What you have to do - For each line of the data below that holds "Decisiones", copy the line.

Information shown -
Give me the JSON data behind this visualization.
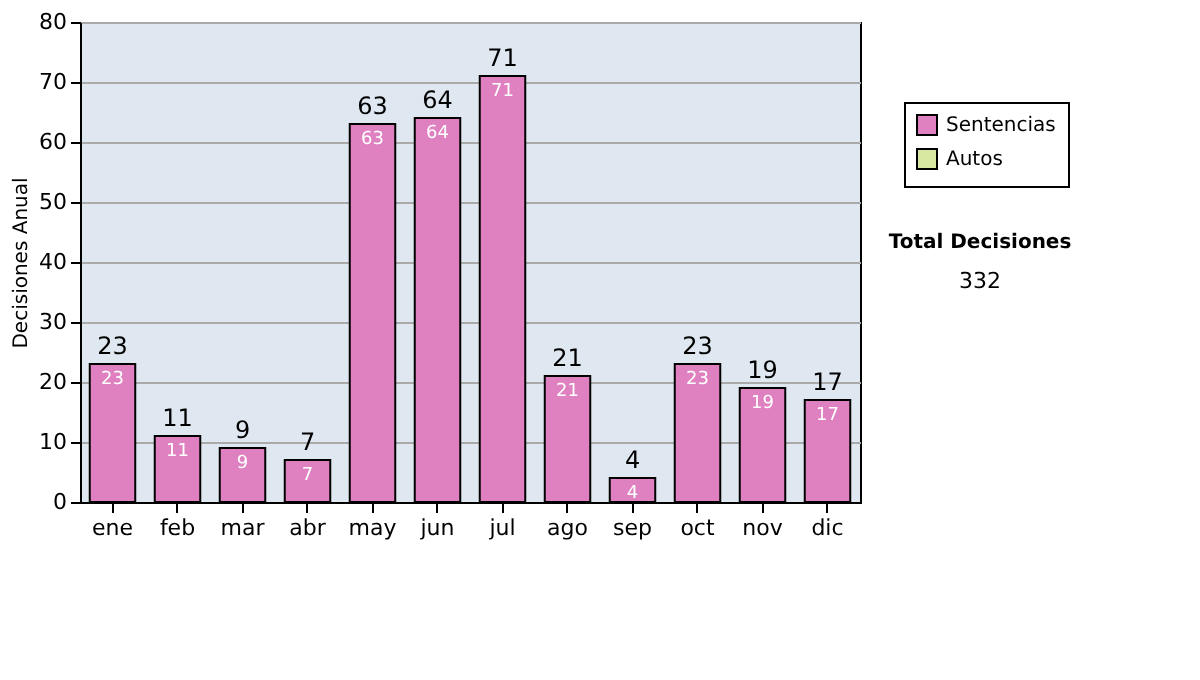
{
  "chart_data": {
    "type": "bar",
    "ylabel": "Decisiones Anual",
    "categories": [
      "ene",
      "feb",
      "mar",
      "abr",
      "may",
      "jun",
      "jul",
      "ago",
      "sep",
      "oct",
      "nov",
      "dic"
    ],
    "series": [
      {
        "name": "Sentencias",
        "color": "#df80c0",
        "values": [
          23,
          11,
          9,
          7,
          63,
          64,
          71,
          21,
          4,
          23,
          19,
          17
        ]
      },
      {
        "name": "Autos",
        "color": "#d8e8a0",
        "values": [
          null,
          null,
          null,
          null,
          null,
          null,
          null,
          null,
          null,
          null,
          null,
          null
        ]
      }
    ],
    "stacked": true,
    "data_labels": true,
    "totals": [
      "23",
      "11",
      "9",
      "7",
      "63",
      "64",
      "71",
      "21",
      "4",
      "23",
      "19",
      "17"
    ],
    "ylim": [
      0,
      80
    ],
    "yticks": [
      0,
      10,
      20,
      30,
      40,
      50,
      60,
      70,
      80
    ],
    "grid": "y",
    "legend": "right",
    "annotations": [
      "Total Decisiones",
      "332"
    ]
  }
}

Output for this exercise -
    "ylabel": "Decisiones Anual",
      "Total Decisiones",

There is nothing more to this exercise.